**Problem details**
Below is a block of records. Copy every line in it that contains the word "DataOffset".

>> start Records supplied

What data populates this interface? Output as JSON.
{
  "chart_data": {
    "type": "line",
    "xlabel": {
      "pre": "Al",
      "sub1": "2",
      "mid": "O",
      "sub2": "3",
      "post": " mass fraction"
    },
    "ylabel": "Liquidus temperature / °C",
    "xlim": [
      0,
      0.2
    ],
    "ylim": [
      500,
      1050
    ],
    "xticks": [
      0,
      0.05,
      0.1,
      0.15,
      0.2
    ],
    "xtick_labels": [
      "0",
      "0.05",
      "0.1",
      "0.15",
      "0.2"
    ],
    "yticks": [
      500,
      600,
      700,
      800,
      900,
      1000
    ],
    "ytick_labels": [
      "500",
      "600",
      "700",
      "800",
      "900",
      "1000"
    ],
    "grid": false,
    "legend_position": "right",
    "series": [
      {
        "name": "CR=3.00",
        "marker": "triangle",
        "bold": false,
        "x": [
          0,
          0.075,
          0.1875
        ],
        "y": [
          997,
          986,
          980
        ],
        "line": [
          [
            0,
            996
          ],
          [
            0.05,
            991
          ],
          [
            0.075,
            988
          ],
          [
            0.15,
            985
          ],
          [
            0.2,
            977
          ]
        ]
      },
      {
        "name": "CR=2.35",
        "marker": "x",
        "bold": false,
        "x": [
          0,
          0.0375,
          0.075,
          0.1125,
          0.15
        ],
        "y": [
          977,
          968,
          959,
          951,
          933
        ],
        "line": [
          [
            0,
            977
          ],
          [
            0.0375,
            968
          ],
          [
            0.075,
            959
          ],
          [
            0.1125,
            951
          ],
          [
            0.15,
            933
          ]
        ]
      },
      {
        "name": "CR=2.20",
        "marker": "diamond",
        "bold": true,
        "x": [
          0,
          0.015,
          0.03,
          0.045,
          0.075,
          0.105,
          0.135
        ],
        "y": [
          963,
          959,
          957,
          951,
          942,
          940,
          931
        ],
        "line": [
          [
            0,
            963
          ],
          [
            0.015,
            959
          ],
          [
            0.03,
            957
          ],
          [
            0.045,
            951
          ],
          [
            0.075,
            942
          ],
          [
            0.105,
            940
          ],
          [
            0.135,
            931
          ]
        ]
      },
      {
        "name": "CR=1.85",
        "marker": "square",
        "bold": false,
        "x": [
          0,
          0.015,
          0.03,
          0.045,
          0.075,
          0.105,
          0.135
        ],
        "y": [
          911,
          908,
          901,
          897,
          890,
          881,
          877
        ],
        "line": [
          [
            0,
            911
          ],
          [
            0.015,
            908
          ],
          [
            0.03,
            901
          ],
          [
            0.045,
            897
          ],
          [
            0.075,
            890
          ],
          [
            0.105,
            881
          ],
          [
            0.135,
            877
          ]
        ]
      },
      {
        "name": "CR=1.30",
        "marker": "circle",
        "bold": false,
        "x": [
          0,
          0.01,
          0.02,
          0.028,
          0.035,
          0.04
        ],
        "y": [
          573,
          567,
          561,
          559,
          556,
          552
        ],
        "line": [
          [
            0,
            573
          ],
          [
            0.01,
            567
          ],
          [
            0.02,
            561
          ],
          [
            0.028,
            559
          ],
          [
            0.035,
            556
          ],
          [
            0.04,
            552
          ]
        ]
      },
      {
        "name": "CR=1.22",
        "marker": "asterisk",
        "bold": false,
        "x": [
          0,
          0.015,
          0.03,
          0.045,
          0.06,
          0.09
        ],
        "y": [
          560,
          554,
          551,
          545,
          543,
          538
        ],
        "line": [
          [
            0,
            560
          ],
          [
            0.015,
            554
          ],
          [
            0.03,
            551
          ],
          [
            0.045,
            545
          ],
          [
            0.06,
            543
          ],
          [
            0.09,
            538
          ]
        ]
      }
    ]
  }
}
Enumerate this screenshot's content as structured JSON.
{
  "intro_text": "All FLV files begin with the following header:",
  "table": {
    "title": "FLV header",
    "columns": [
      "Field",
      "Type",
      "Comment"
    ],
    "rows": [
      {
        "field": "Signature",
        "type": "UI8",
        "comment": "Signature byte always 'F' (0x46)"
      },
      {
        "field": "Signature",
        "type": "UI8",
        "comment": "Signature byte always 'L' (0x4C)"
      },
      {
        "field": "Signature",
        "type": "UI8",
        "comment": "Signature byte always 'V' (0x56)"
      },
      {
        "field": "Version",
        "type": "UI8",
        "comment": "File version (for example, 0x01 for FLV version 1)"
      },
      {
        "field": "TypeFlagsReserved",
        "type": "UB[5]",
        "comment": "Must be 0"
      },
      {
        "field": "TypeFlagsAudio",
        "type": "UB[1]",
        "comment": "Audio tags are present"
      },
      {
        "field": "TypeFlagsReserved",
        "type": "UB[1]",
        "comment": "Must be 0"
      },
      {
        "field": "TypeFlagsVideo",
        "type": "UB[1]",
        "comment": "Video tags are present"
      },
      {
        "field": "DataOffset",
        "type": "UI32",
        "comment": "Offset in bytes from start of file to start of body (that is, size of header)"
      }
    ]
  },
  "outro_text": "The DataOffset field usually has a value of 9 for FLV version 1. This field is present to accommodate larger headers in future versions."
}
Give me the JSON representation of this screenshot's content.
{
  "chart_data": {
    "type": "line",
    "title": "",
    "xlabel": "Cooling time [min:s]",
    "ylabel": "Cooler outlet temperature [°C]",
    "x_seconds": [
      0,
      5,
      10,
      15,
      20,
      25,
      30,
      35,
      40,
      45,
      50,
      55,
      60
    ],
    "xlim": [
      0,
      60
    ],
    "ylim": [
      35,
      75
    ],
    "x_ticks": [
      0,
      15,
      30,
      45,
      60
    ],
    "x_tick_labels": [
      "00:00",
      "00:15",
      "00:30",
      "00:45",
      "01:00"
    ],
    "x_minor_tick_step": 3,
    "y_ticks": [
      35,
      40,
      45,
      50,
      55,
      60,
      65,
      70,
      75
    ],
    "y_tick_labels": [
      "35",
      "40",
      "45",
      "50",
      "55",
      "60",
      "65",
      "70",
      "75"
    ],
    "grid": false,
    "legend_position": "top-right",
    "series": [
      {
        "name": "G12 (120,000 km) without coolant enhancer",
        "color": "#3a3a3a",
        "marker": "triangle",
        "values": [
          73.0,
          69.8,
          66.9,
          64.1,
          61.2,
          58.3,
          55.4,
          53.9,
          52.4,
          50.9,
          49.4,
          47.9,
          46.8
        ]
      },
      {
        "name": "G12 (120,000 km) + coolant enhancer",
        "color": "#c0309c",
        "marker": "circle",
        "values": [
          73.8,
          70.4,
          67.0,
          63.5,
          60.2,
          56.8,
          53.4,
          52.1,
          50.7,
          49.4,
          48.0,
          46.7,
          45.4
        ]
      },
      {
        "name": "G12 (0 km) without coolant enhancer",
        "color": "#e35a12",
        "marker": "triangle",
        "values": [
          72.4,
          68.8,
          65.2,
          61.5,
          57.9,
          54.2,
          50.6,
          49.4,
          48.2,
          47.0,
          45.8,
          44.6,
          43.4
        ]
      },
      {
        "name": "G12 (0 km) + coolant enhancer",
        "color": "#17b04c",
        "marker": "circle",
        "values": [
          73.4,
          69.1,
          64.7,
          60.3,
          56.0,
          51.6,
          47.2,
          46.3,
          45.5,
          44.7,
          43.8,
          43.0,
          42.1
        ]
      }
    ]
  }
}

>> end Records supplied

**Written answer**
        "field": "DataOffset",
  "outro_text": "The DataOffset field usually has a value of 9 for FLV version 1. This field is present to accommodate larger headers in future versions."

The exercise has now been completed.